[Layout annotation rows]

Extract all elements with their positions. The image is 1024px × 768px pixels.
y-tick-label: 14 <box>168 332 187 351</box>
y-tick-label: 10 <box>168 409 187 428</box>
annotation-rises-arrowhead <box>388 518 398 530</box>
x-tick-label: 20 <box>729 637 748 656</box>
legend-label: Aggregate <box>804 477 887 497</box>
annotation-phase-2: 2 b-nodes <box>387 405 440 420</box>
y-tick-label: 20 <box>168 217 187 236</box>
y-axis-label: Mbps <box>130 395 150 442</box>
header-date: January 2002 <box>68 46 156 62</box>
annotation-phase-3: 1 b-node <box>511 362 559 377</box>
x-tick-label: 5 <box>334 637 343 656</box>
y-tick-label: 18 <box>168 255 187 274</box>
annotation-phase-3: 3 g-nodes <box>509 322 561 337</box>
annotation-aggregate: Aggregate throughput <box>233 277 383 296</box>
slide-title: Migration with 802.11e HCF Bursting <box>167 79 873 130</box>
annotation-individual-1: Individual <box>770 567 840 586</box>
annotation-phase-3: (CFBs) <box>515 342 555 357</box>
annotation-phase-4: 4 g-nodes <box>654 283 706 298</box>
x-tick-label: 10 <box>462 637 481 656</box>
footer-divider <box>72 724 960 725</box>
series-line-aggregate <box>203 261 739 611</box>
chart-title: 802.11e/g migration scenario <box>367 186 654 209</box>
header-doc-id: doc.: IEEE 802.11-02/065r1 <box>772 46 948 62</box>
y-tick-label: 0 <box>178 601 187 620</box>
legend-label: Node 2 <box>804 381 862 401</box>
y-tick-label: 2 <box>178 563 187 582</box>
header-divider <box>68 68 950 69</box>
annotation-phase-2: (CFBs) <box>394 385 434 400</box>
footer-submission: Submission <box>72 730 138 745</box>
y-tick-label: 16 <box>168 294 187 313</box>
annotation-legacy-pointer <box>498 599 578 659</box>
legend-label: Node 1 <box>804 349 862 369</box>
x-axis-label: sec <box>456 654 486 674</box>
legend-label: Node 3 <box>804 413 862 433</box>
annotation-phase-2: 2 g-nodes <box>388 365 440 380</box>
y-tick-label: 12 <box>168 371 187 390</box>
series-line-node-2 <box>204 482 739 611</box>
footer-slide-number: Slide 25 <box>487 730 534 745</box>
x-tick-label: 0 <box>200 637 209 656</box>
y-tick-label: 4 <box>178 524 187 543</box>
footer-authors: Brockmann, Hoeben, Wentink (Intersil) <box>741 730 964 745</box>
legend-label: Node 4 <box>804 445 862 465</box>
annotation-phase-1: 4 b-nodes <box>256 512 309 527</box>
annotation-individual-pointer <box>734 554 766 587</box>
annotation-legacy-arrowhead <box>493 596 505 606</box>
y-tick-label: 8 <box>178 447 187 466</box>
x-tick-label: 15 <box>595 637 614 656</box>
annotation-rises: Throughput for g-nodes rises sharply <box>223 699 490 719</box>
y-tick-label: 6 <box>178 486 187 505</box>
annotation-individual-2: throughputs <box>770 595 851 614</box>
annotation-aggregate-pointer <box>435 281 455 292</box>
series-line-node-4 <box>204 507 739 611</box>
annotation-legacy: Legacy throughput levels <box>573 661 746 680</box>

**Written task**
Give back every one of the rows above, unchanged and in the same order.

**Response**
Extract all elements with their positions. The image is 1024px × 768px pixels.
y-tick-label: 14 <box>168 332 187 351</box>
y-tick-label: 10 <box>168 409 187 428</box>
annotation-rises-arrowhead <box>388 518 398 530</box>
x-tick-label: 20 <box>729 637 748 656</box>
legend-label: Aggregate <box>804 477 887 497</box>
annotation-phase-2: 2 b-nodes <box>387 405 440 420</box>
y-tick-label: 20 <box>168 217 187 236</box>
y-axis-label: Mbps <box>130 395 150 442</box>
header-date: January 2002 <box>68 46 156 62</box>
annotation-phase-3: 1 b-node <box>511 362 559 377</box>
x-tick-label: 5 <box>334 637 343 656</box>
y-tick-label: 18 <box>168 255 187 274</box>
annotation-phase-3: 3 g-nodes <box>509 322 561 337</box>
annotation-aggregate: Aggregate throughput <box>233 277 383 296</box>
slide-title: Migration with 802.11e HCF Bursting <box>167 79 873 130</box>
annotation-individual-1: Individual <box>770 567 840 586</box>
annotation-phase-3: (CFBs) <box>515 342 555 357</box>
annotation-phase-4: 4 g-nodes <box>654 283 706 298</box>
x-tick-label: 10 <box>462 637 481 656</box>
footer-divider <box>72 724 960 725</box>
series-line-aggregate <box>203 261 739 611</box>
chart-title: 802.11e/g migration scenario <box>367 186 654 209</box>
header-doc-id: doc.: IEEE 802.11-02/065r1 <box>772 46 948 62</box>
y-tick-label: 0 <box>178 601 187 620</box>
legend-label: Node 2 <box>804 381 862 401</box>
y-tick-label: 2 <box>178 563 187 582</box>
header-divider <box>68 68 950 69</box>
annotation-phase-2: (CFBs) <box>394 385 434 400</box>
footer-submission: Submission <box>72 730 138 745</box>
y-tick-label: 16 <box>168 294 187 313</box>
annotation-legacy-pointer <box>498 599 578 659</box>
legend-label: Node 1 <box>804 349 862 369</box>
x-axis-label: sec <box>456 654 486 674</box>
legend-label: Node 3 <box>804 413 862 433</box>
annotation-phase-2: 2 g-nodes <box>388 365 440 380</box>
y-tick-label: 12 <box>168 371 187 390</box>
series-line-node-2 <box>204 482 739 611</box>
footer-slide-number: Slide 25 <box>487 730 534 745</box>
x-tick-label: 0 <box>200 637 209 656</box>
y-tick-label: 4 <box>178 524 187 543</box>
footer-authors: Brockmann, Hoeben, Wentink (Intersil) <box>741 730 964 745</box>
legend-label: Node 4 <box>804 445 862 465</box>
annotation-phase-1: 4 b-nodes <box>256 512 309 527</box>
annotation-individual-pointer <box>734 554 766 587</box>
annotation-legacy-arrowhead <box>493 596 505 606</box>
y-tick-label: 8 <box>178 447 187 466</box>
x-tick-label: 15 <box>595 637 614 656</box>
annotation-rises: Throughput for g-nodes rises sharply <box>223 699 490 719</box>
y-tick-label: 6 <box>178 486 187 505</box>
annotation-individual-2: throughputs <box>770 595 851 614</box>
annotation-aggregate-pointer <box>435 281 455 292</box>
series-line-node-4 <box>204 507 739 611</box>
annotation-legacy: Legacy throughput levels <box>573 661 746 680</box>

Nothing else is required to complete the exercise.